(Passage provided)

In other words, the imagery in Travels in the Congo is both a counter-program to the French agenda, the one where we can imagine a governor giving permission to film if his nifty new roads are extolled, and also a complete ignoring of the problems the filmmakers discovered amid tears and dismay. Gide would write about it explosively, but the film shows none of it. Its value lies in pretending as much as it can that the French don’t exist, the better to show traditional cultural practices unspoiled by a collision with outsiders like the filmmakers.
That value isn’t small. Allégret’s especially impressed by the domestic hand-built architecture of straw or clay, which creates communities that look like gorgeous beehives or hay huts. These irrefutably signal an ancient artisanal tradition and the farming and hunting traditions and the cultural traditions of music and dance, all of which bespeak nothing of the colonial rule.

(End Passage provided)
(Listed entries)

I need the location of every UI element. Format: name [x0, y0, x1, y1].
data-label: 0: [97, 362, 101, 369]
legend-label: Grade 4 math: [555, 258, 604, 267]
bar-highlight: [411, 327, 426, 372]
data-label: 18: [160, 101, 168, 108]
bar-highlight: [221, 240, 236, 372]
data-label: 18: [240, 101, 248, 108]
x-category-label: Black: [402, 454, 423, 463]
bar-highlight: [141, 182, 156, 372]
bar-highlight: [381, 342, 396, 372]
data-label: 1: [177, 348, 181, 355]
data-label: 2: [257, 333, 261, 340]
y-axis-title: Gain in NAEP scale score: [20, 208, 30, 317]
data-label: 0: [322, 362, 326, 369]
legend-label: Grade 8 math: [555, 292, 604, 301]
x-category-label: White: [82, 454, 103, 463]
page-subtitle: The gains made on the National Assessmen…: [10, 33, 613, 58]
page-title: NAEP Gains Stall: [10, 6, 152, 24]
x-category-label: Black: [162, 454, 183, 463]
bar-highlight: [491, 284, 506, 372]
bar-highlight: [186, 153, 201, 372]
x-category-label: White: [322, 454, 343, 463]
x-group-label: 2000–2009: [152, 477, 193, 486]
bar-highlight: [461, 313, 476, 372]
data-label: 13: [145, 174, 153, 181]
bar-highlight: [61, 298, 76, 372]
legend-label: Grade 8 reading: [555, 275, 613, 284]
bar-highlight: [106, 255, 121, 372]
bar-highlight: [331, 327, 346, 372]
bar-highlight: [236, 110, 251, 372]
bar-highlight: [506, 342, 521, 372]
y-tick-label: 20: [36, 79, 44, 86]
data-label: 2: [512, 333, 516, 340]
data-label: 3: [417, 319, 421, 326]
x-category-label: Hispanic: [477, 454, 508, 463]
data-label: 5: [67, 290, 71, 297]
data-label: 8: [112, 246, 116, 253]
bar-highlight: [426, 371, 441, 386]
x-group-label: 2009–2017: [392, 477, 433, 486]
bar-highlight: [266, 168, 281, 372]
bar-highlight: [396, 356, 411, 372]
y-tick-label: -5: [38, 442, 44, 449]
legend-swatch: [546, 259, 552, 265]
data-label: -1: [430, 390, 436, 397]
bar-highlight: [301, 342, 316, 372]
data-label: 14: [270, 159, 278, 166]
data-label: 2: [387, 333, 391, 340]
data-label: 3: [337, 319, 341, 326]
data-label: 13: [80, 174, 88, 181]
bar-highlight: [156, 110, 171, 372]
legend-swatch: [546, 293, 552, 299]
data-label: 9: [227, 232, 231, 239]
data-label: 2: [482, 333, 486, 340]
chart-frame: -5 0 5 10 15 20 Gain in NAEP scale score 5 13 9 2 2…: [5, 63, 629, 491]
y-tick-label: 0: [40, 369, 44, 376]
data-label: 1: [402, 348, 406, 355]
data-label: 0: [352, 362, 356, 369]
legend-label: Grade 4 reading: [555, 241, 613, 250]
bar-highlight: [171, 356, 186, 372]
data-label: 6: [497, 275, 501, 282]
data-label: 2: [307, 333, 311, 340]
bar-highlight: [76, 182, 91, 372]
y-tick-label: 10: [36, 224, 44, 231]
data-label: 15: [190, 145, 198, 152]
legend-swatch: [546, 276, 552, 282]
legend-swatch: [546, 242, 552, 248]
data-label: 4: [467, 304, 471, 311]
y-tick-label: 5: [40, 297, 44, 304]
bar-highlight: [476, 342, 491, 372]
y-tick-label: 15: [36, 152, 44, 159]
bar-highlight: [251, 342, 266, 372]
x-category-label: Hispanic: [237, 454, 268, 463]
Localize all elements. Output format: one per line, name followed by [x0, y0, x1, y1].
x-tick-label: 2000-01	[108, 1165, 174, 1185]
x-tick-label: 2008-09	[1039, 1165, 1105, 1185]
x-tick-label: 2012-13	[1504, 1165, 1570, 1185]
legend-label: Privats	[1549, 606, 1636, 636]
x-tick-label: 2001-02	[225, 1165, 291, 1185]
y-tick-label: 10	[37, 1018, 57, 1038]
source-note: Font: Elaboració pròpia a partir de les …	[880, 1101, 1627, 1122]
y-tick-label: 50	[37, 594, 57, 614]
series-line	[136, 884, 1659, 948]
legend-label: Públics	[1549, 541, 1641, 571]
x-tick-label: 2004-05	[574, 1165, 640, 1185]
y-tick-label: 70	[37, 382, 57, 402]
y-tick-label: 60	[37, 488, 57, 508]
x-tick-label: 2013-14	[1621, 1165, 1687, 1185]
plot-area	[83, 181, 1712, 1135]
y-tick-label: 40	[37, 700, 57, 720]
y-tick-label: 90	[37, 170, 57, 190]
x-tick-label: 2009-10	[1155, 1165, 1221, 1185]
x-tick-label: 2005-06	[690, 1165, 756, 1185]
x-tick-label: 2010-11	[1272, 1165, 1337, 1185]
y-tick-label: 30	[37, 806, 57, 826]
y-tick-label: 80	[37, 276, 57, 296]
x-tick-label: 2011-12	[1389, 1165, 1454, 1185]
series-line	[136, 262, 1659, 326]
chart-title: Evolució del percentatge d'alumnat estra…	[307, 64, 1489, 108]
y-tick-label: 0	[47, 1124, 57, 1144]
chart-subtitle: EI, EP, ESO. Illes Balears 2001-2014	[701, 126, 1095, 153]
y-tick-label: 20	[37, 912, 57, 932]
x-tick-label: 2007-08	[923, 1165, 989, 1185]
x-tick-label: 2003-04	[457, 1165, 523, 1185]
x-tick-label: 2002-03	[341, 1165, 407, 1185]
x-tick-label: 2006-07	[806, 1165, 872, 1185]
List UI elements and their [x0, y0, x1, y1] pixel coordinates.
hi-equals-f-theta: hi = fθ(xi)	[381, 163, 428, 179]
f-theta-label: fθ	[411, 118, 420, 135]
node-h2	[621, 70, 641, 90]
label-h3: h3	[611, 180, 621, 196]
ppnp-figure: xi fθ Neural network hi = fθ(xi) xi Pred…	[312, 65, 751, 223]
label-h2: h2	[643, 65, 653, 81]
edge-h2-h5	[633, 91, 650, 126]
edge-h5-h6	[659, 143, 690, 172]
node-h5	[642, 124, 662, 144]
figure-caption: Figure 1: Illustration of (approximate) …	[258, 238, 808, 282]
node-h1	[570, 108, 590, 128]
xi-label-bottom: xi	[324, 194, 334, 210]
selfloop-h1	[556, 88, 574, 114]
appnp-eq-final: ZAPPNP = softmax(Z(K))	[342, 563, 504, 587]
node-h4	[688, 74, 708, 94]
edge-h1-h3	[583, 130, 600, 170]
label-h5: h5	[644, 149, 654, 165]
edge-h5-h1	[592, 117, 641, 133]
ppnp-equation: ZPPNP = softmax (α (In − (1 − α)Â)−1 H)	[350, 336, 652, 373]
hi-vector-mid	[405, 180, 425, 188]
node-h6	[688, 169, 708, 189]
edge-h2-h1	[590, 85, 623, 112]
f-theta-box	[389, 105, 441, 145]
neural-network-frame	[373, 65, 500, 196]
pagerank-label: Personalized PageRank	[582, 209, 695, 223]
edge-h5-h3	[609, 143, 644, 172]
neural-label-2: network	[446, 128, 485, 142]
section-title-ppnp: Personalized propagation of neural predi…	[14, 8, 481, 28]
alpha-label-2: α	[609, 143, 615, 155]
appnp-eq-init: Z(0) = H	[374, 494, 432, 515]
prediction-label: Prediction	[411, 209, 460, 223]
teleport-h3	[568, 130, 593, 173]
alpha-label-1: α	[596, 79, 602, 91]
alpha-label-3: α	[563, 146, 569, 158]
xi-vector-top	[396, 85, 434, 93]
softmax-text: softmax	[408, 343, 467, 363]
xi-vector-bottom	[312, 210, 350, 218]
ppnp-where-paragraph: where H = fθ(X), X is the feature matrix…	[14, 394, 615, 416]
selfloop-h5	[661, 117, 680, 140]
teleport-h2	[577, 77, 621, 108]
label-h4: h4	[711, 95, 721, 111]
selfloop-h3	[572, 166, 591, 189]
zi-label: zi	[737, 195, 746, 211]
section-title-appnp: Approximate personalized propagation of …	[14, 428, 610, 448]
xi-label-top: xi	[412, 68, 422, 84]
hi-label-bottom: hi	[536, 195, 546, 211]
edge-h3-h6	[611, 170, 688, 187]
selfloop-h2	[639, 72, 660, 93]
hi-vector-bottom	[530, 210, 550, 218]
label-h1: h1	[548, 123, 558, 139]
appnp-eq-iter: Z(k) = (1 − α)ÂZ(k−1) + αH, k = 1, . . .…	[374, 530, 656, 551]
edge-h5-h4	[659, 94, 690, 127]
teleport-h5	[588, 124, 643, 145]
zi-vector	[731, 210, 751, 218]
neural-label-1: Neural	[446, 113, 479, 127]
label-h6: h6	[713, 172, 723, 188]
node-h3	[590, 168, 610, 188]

(End Listed entries)

### Problem
Can you copy the passage on Travels in the Congo word for word, between "That value isn’t" and "the colonial rule.", inclusive?

### Response to the task
That value isn’t small. Allégret’s especially impressed by the domestic hand-built architecture of straw or clay, which creates communities that look like gorgeous beehives or hay huts. These irrefutably signal an ancient artisanal tradition and the farming and hunting traditions and the cultural traditions of music and dance, all of which bespeak nothing of the colonial rule.